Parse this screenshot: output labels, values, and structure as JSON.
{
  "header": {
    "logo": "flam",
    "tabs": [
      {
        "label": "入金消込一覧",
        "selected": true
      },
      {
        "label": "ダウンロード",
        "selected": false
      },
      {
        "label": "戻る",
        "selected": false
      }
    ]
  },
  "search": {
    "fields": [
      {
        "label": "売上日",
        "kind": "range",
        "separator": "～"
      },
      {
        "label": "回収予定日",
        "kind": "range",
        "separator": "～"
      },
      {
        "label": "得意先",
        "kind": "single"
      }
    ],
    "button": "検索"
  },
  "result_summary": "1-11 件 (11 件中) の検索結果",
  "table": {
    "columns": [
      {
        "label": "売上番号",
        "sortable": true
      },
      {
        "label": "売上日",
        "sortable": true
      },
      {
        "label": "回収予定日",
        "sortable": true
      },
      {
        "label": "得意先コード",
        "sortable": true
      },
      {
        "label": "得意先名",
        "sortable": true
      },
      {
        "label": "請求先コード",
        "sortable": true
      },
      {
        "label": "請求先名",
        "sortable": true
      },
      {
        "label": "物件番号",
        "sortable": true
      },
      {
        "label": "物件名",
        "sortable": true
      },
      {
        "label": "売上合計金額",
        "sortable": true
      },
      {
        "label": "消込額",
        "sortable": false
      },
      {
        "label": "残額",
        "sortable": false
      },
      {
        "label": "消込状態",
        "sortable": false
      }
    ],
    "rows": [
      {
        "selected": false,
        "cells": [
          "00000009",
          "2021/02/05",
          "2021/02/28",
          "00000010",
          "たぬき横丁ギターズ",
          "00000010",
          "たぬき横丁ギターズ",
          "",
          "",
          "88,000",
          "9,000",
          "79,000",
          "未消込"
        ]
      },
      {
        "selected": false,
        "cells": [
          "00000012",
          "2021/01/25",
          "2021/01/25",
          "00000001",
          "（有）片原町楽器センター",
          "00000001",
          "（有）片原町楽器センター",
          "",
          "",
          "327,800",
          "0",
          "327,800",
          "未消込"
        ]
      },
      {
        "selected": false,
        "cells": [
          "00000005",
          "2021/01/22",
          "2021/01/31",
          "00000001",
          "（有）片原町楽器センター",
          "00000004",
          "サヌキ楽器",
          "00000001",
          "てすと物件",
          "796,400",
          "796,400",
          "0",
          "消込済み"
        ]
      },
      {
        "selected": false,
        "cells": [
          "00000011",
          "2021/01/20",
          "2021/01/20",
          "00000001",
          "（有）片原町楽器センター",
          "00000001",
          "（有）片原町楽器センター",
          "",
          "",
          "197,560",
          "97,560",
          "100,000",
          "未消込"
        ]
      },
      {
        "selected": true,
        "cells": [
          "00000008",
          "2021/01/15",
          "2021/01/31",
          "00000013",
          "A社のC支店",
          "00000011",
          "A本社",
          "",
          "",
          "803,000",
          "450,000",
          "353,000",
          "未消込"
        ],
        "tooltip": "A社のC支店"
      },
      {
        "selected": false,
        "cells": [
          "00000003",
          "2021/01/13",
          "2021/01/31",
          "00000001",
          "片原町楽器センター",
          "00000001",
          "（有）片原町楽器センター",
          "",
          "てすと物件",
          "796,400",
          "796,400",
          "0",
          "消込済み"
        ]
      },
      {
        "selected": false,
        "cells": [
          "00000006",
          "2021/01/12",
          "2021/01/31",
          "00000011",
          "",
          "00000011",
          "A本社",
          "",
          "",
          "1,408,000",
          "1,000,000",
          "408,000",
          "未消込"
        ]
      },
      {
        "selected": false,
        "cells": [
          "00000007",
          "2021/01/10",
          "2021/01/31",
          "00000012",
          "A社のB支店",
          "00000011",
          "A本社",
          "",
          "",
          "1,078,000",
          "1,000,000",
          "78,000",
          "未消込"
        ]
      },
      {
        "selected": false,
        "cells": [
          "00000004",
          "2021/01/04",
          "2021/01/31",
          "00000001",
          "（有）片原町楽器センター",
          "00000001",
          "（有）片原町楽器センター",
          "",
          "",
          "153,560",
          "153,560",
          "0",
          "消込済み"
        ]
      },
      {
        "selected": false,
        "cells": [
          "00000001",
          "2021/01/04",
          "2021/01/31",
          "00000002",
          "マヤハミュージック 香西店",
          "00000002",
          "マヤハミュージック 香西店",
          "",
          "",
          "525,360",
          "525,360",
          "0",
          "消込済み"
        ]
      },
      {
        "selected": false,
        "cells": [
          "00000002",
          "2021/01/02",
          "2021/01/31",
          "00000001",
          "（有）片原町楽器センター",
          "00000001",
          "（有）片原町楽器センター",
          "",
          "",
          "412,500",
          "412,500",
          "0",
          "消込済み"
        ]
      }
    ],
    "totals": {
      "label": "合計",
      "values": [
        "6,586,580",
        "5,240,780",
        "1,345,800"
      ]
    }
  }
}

....

[CHALLENGE] Restate all of the entries above precisely.

[TASK OUTPUT]
Parse this screenshot: output labels, values, and structure as JSON.
{
  "header": {
    "logo": "flam",
    "tabs": [
      {
        "label": "入金消込一覧",
        "selected": true
      },
      {
        "label": "ダウンロード",
        "selected": false
      },
      {
        "label": "戻る",
        "selected": false
      }
    ]
  },
  "search": {
    "fields": [
      {
        "label": "売上日",
        "kind": "range",
        "separator": "～"
      },
      {
        "label": "回収予定日",
        "kind": "range",
        "separator": "～"
      },
      {
        "label": "得意先",
        "kind": "single"
      }
    ],
    "button": "検索"
  },
  "result_summary": "1-11 件 (11 件中) の検索結果",
  "table": {
    "columns": [
      {
        "label": "売上番号",
        "sortable": true
      },
      {
        "label": "売上日",
        "sortable": true
      },
      {
        "label": "回収予定日",
        "sortable": true
      },
      {
        "label": "得意先コード",
        "sortable": true
      },
      {
        "label": "得意先名",
        "sortable": true
      },
      {
        "label": "請求先コード",
        "sortable": true
      },
      {
        "label": "請求先名",
        "sortable": true
      },
      {
        "label": "物件番号",
        "sortable": true
      },
      {
        "label": "物件名",
        "sortable": true
      },
      {
        "label": "売上合計金額",
        "sortable": true
      },
      {
        "label": "消込額",
        "sortable": false
      },
      {
        "label": "残額",
        "sortable": false
      },
      {
        "label": "消込状態",
        "sortable": false
      }
    ],
    "rows": [
      {
        "selected": false,
        "cells": [
          "00000009",
          "2021/02/05",
          "2021/02/28",
          "00000010",
          "たぬき横丁ギターズ",
          "00000010",
          "たぬき横丁ギターズ",
          "",
          "",
          "88,000",
          "9,000",
          "79,000",
          "未消込"
        ]
      },
      {
        "selected": false,
        "cells": [
          "00000012",
          "2021/01/25",
          "2021/01/25",
          "00000001",
          "（有）片原町楽器センター",
          "00000001",
          "（有）片原町楽器センター",
          "",
          "",
          "327,800",
          "0",
          "327,800",
          "未消込"
        ]
      },
      {
        "selected": false,
        "cells": [
          "00000005",
          "2021/01/22",
          "2021/01/31",
          "00000001",
          "（有）片原町楽器センター",
          "00000004",
          "サヌキ楽器",
          "00000001",
          "てすと物件",
          "796,400",
          "796,400",
          "0",
          "消込済み"
        ]
      },
      {
        "selected": false,
        "cells": [
          "00000011",
          "2021/01/20",
          "2021/01/20",
          "00000001",
          "（有）片原町楽器センター",
          "00000001",
          "（有）片原町楽器センター",
          "",
          "",
          "197,560",
          "97,560",
          "100,000",
          "未消込"
        ]
      },
      {
        "selected": true,
        "cells": [
          "00000008",
          "2021/01/15",
          "2021/01/31",
          "00000013",
          "A社のC支店",
          "00000011",
          "A本社",
          "",
          "",
          "803,000",
          "450,000",
          "353,000",
          "未消込"
        ],
        "tooltip": "A社のC支店"
      },
      {
        "selected": false,
        "cells": [
          "00000003",
          "2021/01/13",
          "2021/01/31",
          "00000001",
          "片原町楽器センター",
          "00000001",
          "（有）片原町楽器センター",
          "",
          "てすと物件",
          "796,400",
          "796,400",
          "0",
          "消込済み"
        ]
      },
      {
        "selected": false,
        "cells": [
          "00000006",
          "2021/01/12",
          "2021/01/31",
          "00000011",
          "",
          "00000011",
          "A本社",
          "",
          "",
          "1,408,000",
          "1,000,000",
          "408,000",
          "未消込"
        ]
      },
      {
        "selected": false,
        "cells": [
          "00000007",
          "2021/01/10",
          "2021/01/31",
          "00000012",
          "A社のB支店",
          "00000011",
          "A本社",
          "",
          "",
          "1,078,000",
          "1,000,000",
          "78,000",
          "未消込"
        ]
      },
      {
        "selected": false,
        "cells": [
          "00000004",
          "2021/01/04",
          "2021/01/31",
          "00000001",
          "（有）片原町楽器センター",
          "00000001",
          "（有）片原町楽器センター",
          "",
          "",
          "153,560",
          "153,560",
          "0",
          "消込済み"
        ]
      },
      {
        "selected": false,
        "cells": [
          "00000001",
          "2021/01/04",
          "2021/01/31",
          "00000002",
          "マヤハミュージック 香西店",
          "00000002",
          "マヤハミュージック 香西店",
          "",
          "",
          "525,360",
          "525,360",
          "0",
          "消込済み"
        ]
      },
      {
        "selected": false,
        "cells": [
          "00000002",
          "2021/01/02",
          "2021/01/31",
          "00000001",
          "（有）片原町楽器センター",
          "00000001",
          "（有）片原町楽器センター",
          "",
          "",
          "412,500",
          "412,500",
          "0",
          "消込済み"
        ]
      }
    ],
    "totals": {
      "label": "合計",
      "values": [
        "6,586,580",
        "5,240,780",
        "1,345,800"
      ]
    }
  }
}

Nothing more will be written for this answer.